#### Provided data:
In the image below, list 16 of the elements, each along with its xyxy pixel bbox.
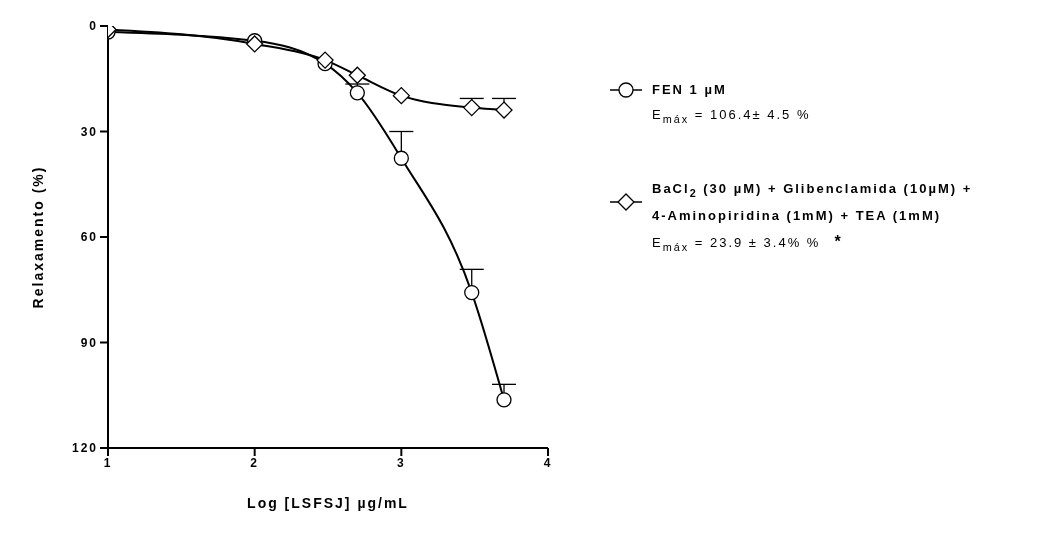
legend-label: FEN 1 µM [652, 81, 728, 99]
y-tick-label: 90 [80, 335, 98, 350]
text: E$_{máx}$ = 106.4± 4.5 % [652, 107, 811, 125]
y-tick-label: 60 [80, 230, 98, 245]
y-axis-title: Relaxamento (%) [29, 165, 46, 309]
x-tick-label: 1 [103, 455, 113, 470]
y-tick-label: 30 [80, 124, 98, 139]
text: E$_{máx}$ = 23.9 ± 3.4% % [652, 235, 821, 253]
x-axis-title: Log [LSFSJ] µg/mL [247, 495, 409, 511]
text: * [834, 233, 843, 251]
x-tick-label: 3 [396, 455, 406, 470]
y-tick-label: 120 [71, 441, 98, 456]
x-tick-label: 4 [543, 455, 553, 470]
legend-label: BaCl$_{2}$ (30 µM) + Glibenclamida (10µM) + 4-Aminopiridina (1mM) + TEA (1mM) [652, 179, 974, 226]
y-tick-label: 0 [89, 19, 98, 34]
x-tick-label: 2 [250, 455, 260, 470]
--
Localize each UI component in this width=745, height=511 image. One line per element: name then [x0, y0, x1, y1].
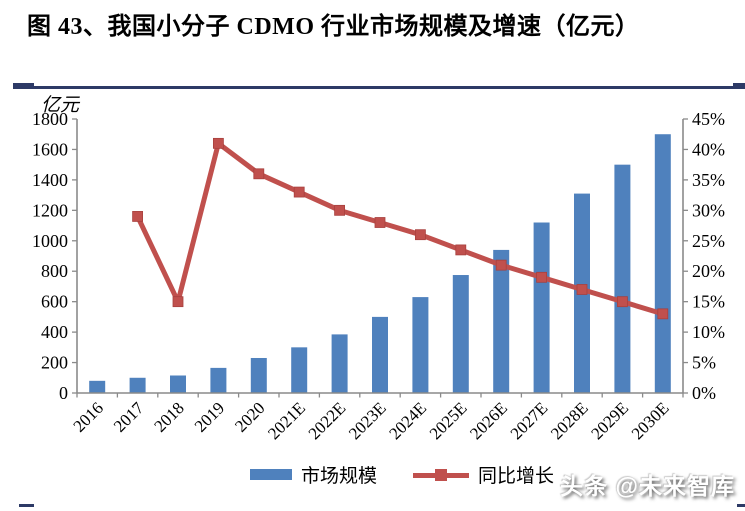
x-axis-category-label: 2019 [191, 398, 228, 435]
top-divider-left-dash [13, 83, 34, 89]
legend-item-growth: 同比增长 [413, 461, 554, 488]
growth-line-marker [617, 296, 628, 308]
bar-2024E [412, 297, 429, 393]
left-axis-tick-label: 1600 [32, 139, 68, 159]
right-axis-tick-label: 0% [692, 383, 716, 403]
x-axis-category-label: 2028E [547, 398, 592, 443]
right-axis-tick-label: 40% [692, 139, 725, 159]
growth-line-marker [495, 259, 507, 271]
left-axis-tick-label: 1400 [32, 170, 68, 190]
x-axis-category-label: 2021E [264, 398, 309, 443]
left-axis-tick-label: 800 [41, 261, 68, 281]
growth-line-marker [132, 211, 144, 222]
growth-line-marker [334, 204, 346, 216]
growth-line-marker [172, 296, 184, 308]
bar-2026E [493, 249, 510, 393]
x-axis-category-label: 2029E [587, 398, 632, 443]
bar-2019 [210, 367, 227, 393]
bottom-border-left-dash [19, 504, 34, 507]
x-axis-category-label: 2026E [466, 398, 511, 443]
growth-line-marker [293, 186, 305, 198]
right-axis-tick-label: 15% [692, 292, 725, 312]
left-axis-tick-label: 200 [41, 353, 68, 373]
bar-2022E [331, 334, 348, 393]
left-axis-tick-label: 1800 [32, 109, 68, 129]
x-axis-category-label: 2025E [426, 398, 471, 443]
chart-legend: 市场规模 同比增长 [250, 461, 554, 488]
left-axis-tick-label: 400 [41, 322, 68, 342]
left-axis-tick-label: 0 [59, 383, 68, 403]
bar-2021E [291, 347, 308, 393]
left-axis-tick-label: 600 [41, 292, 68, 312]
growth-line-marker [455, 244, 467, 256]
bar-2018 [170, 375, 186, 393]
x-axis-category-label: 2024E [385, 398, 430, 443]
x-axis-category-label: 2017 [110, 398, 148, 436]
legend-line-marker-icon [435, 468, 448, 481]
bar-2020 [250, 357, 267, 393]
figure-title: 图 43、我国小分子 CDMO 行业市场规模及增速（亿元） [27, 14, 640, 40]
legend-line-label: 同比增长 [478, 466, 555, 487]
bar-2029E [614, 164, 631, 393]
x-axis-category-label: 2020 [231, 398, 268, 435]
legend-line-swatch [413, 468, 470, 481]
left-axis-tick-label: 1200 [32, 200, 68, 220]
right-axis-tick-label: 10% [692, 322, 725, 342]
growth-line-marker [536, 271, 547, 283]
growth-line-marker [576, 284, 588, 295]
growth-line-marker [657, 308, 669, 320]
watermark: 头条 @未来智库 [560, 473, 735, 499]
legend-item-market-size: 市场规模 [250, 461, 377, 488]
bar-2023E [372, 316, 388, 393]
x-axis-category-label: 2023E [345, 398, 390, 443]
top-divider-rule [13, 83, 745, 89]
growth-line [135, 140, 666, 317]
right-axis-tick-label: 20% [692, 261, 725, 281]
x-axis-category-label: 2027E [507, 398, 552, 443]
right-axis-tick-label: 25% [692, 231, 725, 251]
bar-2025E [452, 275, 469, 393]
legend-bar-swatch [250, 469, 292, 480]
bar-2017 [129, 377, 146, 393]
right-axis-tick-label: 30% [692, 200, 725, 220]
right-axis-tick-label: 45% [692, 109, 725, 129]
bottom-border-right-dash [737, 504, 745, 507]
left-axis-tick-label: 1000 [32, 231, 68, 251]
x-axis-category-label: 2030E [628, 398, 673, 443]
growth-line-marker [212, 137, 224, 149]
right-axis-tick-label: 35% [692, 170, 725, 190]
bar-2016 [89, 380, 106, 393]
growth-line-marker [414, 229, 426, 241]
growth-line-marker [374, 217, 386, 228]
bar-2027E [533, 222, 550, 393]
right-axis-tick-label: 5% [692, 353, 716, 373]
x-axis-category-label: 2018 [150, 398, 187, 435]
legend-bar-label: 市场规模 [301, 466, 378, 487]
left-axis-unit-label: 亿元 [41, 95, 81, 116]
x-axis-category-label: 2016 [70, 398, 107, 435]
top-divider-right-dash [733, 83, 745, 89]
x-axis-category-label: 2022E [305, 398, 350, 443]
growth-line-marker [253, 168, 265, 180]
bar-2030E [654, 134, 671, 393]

#### Required task:
How many of the lines above contain the string "legend", with case counting? Reply with the number alone.

#### Response below:
10